**Stored items**:
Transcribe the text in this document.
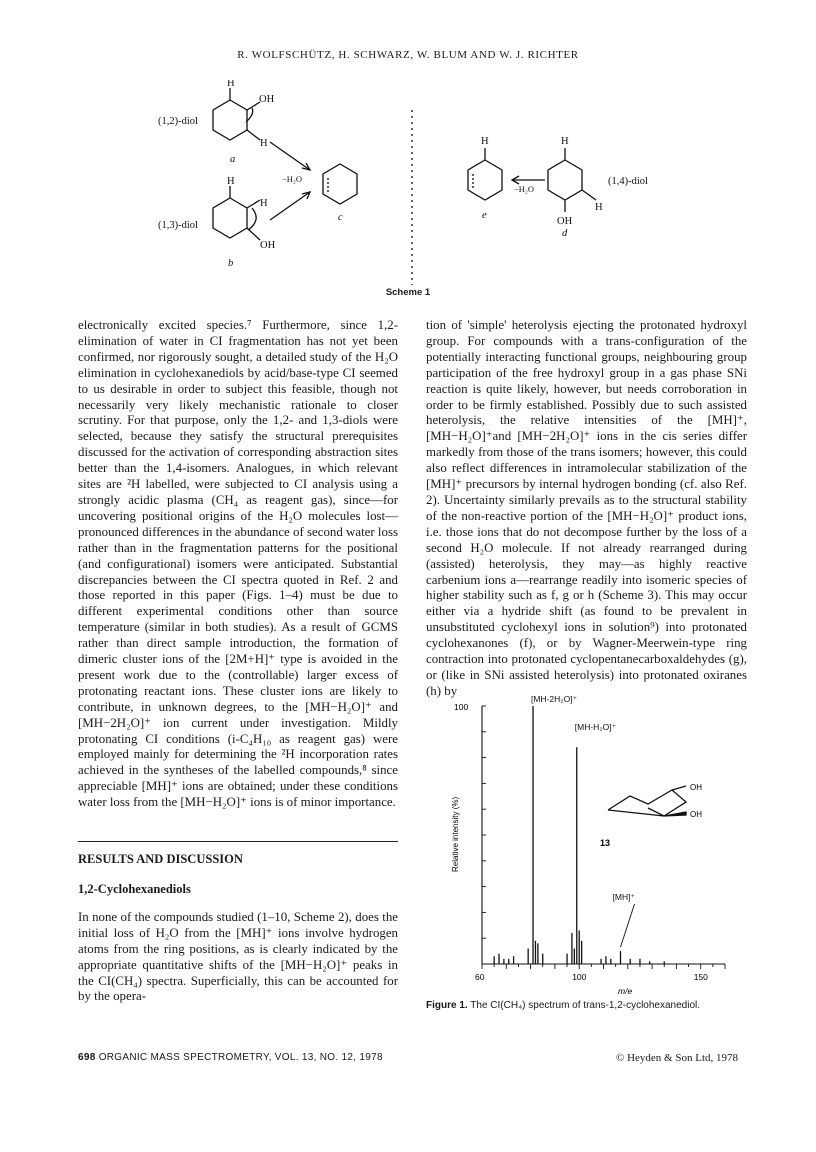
R. WOLFSCHÜTZ, H. SCHWARZ, W. BLUM AND W. J. RICHTER
(1,2)-diol
a
H
OH
H
−H₂O
c
(1,3)-diol
H
H
OH
b
H
e
−H₂O
H
H
OH
d
(1,4)-diol
Scheme 1

electronically excited species.⁷ Furthermore, since 1,2-elimination of water in CI fragmentation has not yet been confirmed, nor rigorously sought, a detailed study of the H₂O elimination in cyclohexanediols by acid/base-type CI seemed to us desirable in order to subject this feasible, though not necessarily very likely mechanistic rationale to closer scrutiny. For that purpose, only the 1,2- and 1,3-diols were selected, because they satisfy the structural prerequisites discussed for the activation of corresponding abstraction sites better than the 1,4-isomers. Analogues, in which relevant sites are ²H labelled, were subjected to CI analysis using a strongly acidic plasma (CH₄ as reagent gas), since—for uncovering positional origins of the H₂O molecules lost—pronounced differences in the abundance of second water loss rather than in the fragmentation patterns for the positional (and configurational) isomers were anticipated. Substantial discrepancies between the CI spectra quoted in Ref. 2 and those reported in this paper (Figs. 1–4) must be due to different experimental conditions other than source temperature (similar in both studies). As a result of GCMS rather than direct sample introduction, the formation of dimeric cluster ions of the [2M+H]⁺ type is avoided in the present work due to the (controllable) larger excess of protonating reactant ions. These cluster ions are likely to contribute, in unknown degrees, to the [MH−H₂O]⁺ and [MH−2H₂O]⁺ ion current under investigation. Mildly protonating CI conditions (i-C₄H₁₀ as reagent gas) were employed mainly for determining the ²H incorporation rates achieved in the syntheses of the labelled compounds,⁸ since appreciable [MH]⁺ ions are obtained; under these conditions water loss from the [MH−H₂O]⁺ ions is of minor importance.

RESULTS AND DISCUSSION
1,2-Cyclohexanediols

In none of the compounds studied (1–10, Scheme 2), does the initial loss of H₂O from the [MH]⁺ ions involve hydrogen atoms from the ring positions, as is clearly indicated by the appropriate quantitative shifts of the [MH−H₂O]⁺ peaks in the CI(CH₄) spectra. Superficially, this can be accounted for by the opera-

tion of 'simple' heterolysis ejecting the protonated hydroxyl group. For compounds with a trans-configuration of the potentially interacting functional groups, neighbouring group participation of the free hydroxyl group in a gas phase SNi reaction is quite likely, however, but needs corroboration in order to be firmly established. Possibly due to such assisted heterolysis, the relative intensities of the [MH]⁺, [MH−H₂O]⁺and [MH−2H₂O]⁺ ions in the cis series differ markedly from those of the trans isomers; however, this could also reflect differences in intramolecular stabilization of the [MH]⁺ precursors by internal hydrogen bonding (cf. also Ref. 2). Uncertainty similarly prevails as to the structural stability of the non-reactive portion of the [MH−H₂O]⁺ product ions, i.e. those ions that do not decompose further by the loss of a second H₂O molecule. If not already rearranged during (assisted) heterolysis, they may—as highly reactive carbenium ions a—rearrange readily into isomeric species of higher stability such as f, g or h (Scheme 3). This may occur either via a hydride shift (as found to be prevalent in unsubstituted cyclohexyl ions in solution⁹) into protonated cyclohexanones (f), or by Wagner-Meerwein-type ring contraction into protonated cyclopentanecarboxaldehydes (g), or (like in SNi assisted heterolysis) into protonated oxiranes (h) by

60	100	150
100
Relative intensity (%)
m/e
[MH-2H₂O]⁺
[MH-H₂O]⁺
[MH]⁺
OH
OH
13
Figure 1. The CI(CH₄) spectrum of trans-1,2-cyclohexanediol.
698 ORGANIC MASS SPECTROMETRY, VOL. 13, NO. 12, 1978	© Heyden & Son Ltd, 1978
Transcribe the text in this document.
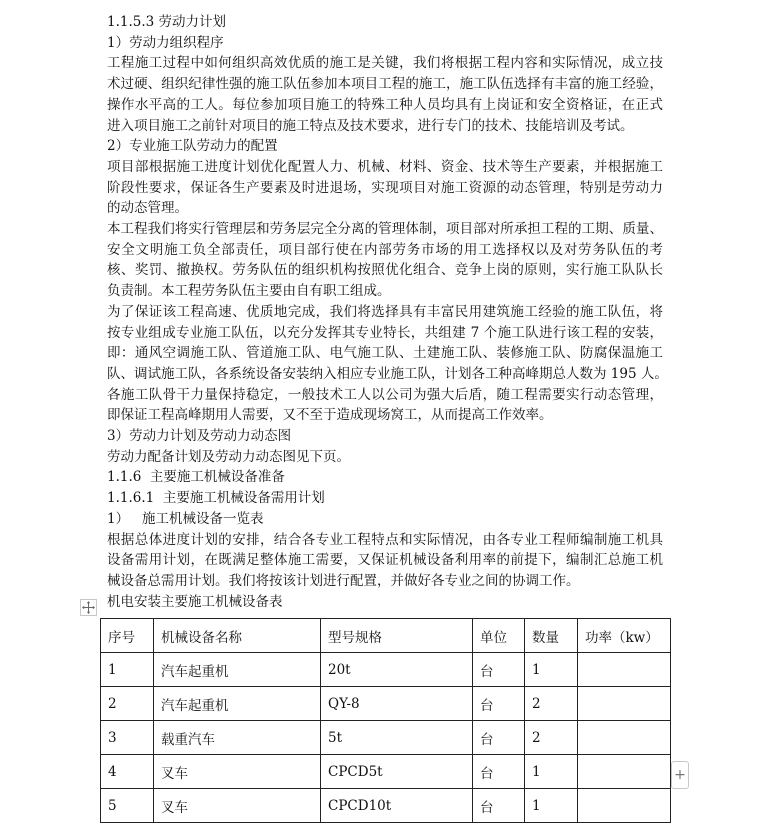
1.1.5.3 劳动力计划
1）劳动力组织程序
工程施工过程中如何组织高效优质的施工是关键，我们将根据工程内容和实际情况，成立技
术过硬、组织纪律性强的施工队伍参加本项目工程的施工，施工队伍选择有丰富的施工经验，
操作水平高的工人。每位参加项目施工的特殊工种人员均具有上岗证和安全资格证，在正式
进入项目施工之前针对项目的施工特点及技术要求，进行专门的技术、技能培训及考试。
2）专业施工队劳动力的配置
项目部根据施工进度计划优化配置人力、机械、材料、资金、技术等生产要素，并根据施工
阶段性要求，保证各生产要素及时进退场，实现项目对施工资源的动态管理，特别是劳动力
的动态管理。
本工程我们将实行管理层和劳务层完全分离的管理体制，项目部对所承担工程的工期、质量、
安全文明施工负全部责任，项目部行使在内部劳务市场的用工选择权以及对劳务队伍的考
核、奖罚、撤换权。劳务队伍的组织机构按照优化组合、竞争上岗的原则，实行施工队队长
负责制。本工程劳务队伍主要由自有职工组成。
为了保证该工程高速、优质地完成，我们将选择具有丰富民用建筑施工经验的施工队伍，将
按专业组成专业施工队伍，以充分发挥其专业特长，共组建 7 个施工队进行该工程的安装，
即：通风空调施工队、管道施工队、电气施工队、土建施工队、装修施工队、防腐保温施工
队、调试施工队，各系统设备安装纳入相应专业施工队，计划各工种高峰期总人数为 195 人。
各施工队骨干力量保持稳定，一般技术工人以公司为强大后盾，随工程需要实行动态管理，
即保证工程高峰期用人需要，又不至于造成现场窝工，从而提高工作效率。
3）劳动力计划及劳动力动态图
劳动力配备计划及劳动力动态图见下页。
1.1.6  主要施工机械设备准备
1.1.6.1  主要施工机械设备需用计划
1）   施工机械设备一览表
根据总体进度计划的安排，结合各专业工程特点和实际情况，由各专业工程师编制施工机具
设备需用计划，在既满足整体施工需要，又保证机械设备利用率的前提下，编制汇总施工机
械设备总需用计划。我们将按该计划进行配置，并做好各专业之间的协调工作。
机电安装主要施工机械设备表
序号	机械设备名称	型号规格	单位	数量	功率（kw）
1	汽车起重机	20t	台	1	
2	汽车起重机	QY-8	台	2	
3	载重汽车	5t	台	2	
4	叉车	CPCD5t	台	1	
5	叉车	CPCD10t	台	1	
+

**Given request**: Each entry above should be reproduced exactly, with the pictures removed.

**Correct response**:
Transcribe the text in this document.
R. WOLFSCHÜTZ, H. SCHWARZ, W. BLUM AND W. J. RICHTER
(1,2)-diol
a
H
OH
H
−H₂O
c
(1,3)-diol
H
H
OH
b
H
e
−H₂O
H
H
OH
d
(1,4)-diol
Scheme 1

electronically excited species.⁷ Furthermore, since 1,2-elimination of water in CI fragmentation has not yet been confirmed, nor rigorously sought, a detailed study of the H₂O elimination in cyclohexanediols by acid/base-type CI seemed to us desirable in order to subject this feasible, though not necessarily very likely mechanistic rationale to closer scrutiny. For that purpose, only the 1,2- and 1,3-diols were selected, because they satisfy the structural prerequisites discussed for the activation of corresponding abstraction sites better than the 1,4-isomers. Analogues, in which relevant sites are ²H labelled, were subjected to CI analysis using a strongly acidic plasma (CH₄ as reagent gas), since—for uncovering positional origins of the H₂O molecules lost—pronounced differences in the abundance of second water loss rather than in the fragmentation patterns for the positional (and configurational) isomers were anticipated. Substantial discrepancies between the CI spectra quoted in Ref. 2 and those reported in this paper (Figs. 1–4) must be due to different experimental conditions other than source temperature (similar in both studies). As a result of GCMS rather than direct sample introduction, the formation of dimeric cluster ions of the [2M+H]⁺ type is avoided in the present work due to the (controllable) larger excess of protonating reactant ions. These cluster ions are likely to contribute, in unknown degrees, to the [MH−H₂O]⁺ and [MH−2H₂O]⁺ ion current under investigation. Mildly protonating CI conditions (i-C₄H₁₀ as reagent gas) were employed mainly for determining the ²H incorporation rates achieved in the syntheses of the labelled compounds,⁸ since appreciable [MH]⁺ ions are obtained; under these conditions water loss from the [MH−H₂O]⁺ ions is of minor importance.

RESULTS AND DISCUSSION
1,2-Cyclohexanediols

In none of the compounds studied (1–10, Scheme 2), does the initial loss of H₂O from the [MH]⁺ ions involve hydrogen atoms from the ring positions, as is clearly indicated by the appropriate quantitative shifts of the [MH−H₂O]⁺ peaks in the CI(CH₄) spectra. Superficially, this can be accounted for by the opera-

tion of 'simple' heterolysis ejecting the protonated hydroxyl group. For compounds with a trans-configuration of the potentially interacting functional groups, neighbouring group participation of the free hydroxyl group in a gas phase SNi reaction is quite likely, however, but needs corroboration in order to be firmly established. Possibly due to such assisted heterolysis, the relative intensities of the [MH]⁺, [MH−H₂O]⁺and [MH−2H₂O]⁺ ions in the cis series differ markedly from those of the trans isomers; however, this could also reflect differences in intramolecular stabilization of the [MH]⁺ precursors by internal hydrogen bonding (cf. also Ref. 2). Uncertainty similarly prevails as to the structural stability of the non-reactive portion of the [MH−H₂O]⁺ product ions, i.e. those ions that do not decompose further by the loss of a second H₂O molecule. If not already rearranged during (assisted) heterolysis, they may—as highly reactive carbenium ions a—rearrange readily into isomeric species of higher stability such as f, g or h (Scheme 3). This may occur either via a hydride shift (as found to be prevalent in unsubstituted cyclohexyl ions in solution⁹) into protonated cyclohexanones (f), or by Wagner-Meerwein-type ring contraction into protonated cyclopentanecarboxaldehydes (g), or (like in SNi assisted heterolysis) into protonated oxiranes (h) by

60	100	150
100
Relative intensity (%)
m/e
[MH-2H₂O]⁺
[MH-H₂O]⁺
[MH]⁺
OH
OH
13
Figure 1. The CI(CH₄) spectrum of trans-1,2-cyclohexanediol.
698 ORGANIC MASS SPECTROMETRY, VOL. 13, NO. 12, 1978	© Heyden & Son Ltd, 1978
Transcribe the text in this document.
1.1.5.3 劳动力计划
1）劳动力组织程序
工程施工过程中如何组织高效优质的施工是关键，我们将根据工程内容和实际情况，成立技
术过硬、组织纪律性强的施工队伍参加本项目工程的施工，施工队伍选择有丰富的施工经验，
操作水平高的工人。每位参加项目施工的特殊工种人员均具有上岗证和安全资格证，在正式
进入项目施工之前针对项目的施工特点及技术要求，进行专门的技术、技能培训及考试。
2）专业施工队劳动力的配置
项目部根据施工进度计划优化配置人力、机械、材料、资金、技术等生产要素，并根据施工
阶段性要求，保证各生产要素及时进退场，实现项目对施工资源的动态管理，特别是劳动力
的动态管理。
本工程我们将实行管理层和劳务层完全分离的管理体制，项目部对所承担工程的工期、质量、
安全文明施工负全部责任，项目部行使在内部劳务市场的用工选择权以及对劳务队伍的考
核、奖罚、撤换权。劳务队伍的组织机构按照优化组合、竞争上岗的原则，实行施工队队长
负责制。本工程劳务队伍主要由自有职工组成。
为了保证该工程高速、优质地完成，我们将选择具有丰富民用建筑施工经验的施工队伍，将
按专业组成专业施工队伍，以充分发挥其专业特长，共组建 7 个施工队进行该工程的安装，
即：通风空调施工队、管道施工队、电气施工队、土建施工队、装修施工队、防腐保温施工
队、调试施工队，各系统设备安装纳入相应专业施工队，计划各工种高峰期总人数为 195 人。
各施工队骨干力量保持稳定，一般技术工人以公司为强大后盾，随工程需要实行动态管理，
即保证工程高峰期用人需要，又不至于造成现场窝工，从而提高工作效率。
3）劳动力计划及劳动力动态图
劳动力配备计划及劳动力动态图见下页。
1.1.6  主要施工机械设备准备
1.1.6.1  主要施工机械设备需用计划
1）   施工机械设备一览表
根据总体进度计划的安排，结合各专业工程特点和实际情况，由各专业工程师编制施工机具
设备需用计划，在既满足整体施工需要，又保证机械设备利用率的前提下，编制汇总施工机
械设备总需用计划。我们将按该计划进行配置，并做好各专业之间的协调工作。
机电安装主要施工机械设备表
序号	机械设备名称	型号规格	单位	数量	功率（kw）
1	汽车起重机	20t	台	1	
2	汽车起重机	QY-8	台	2	
3	载重汽车	5t	台	2	
4	叉车	CPCD5t	台	1	
5	叉车	CPCD10t	台	1	
+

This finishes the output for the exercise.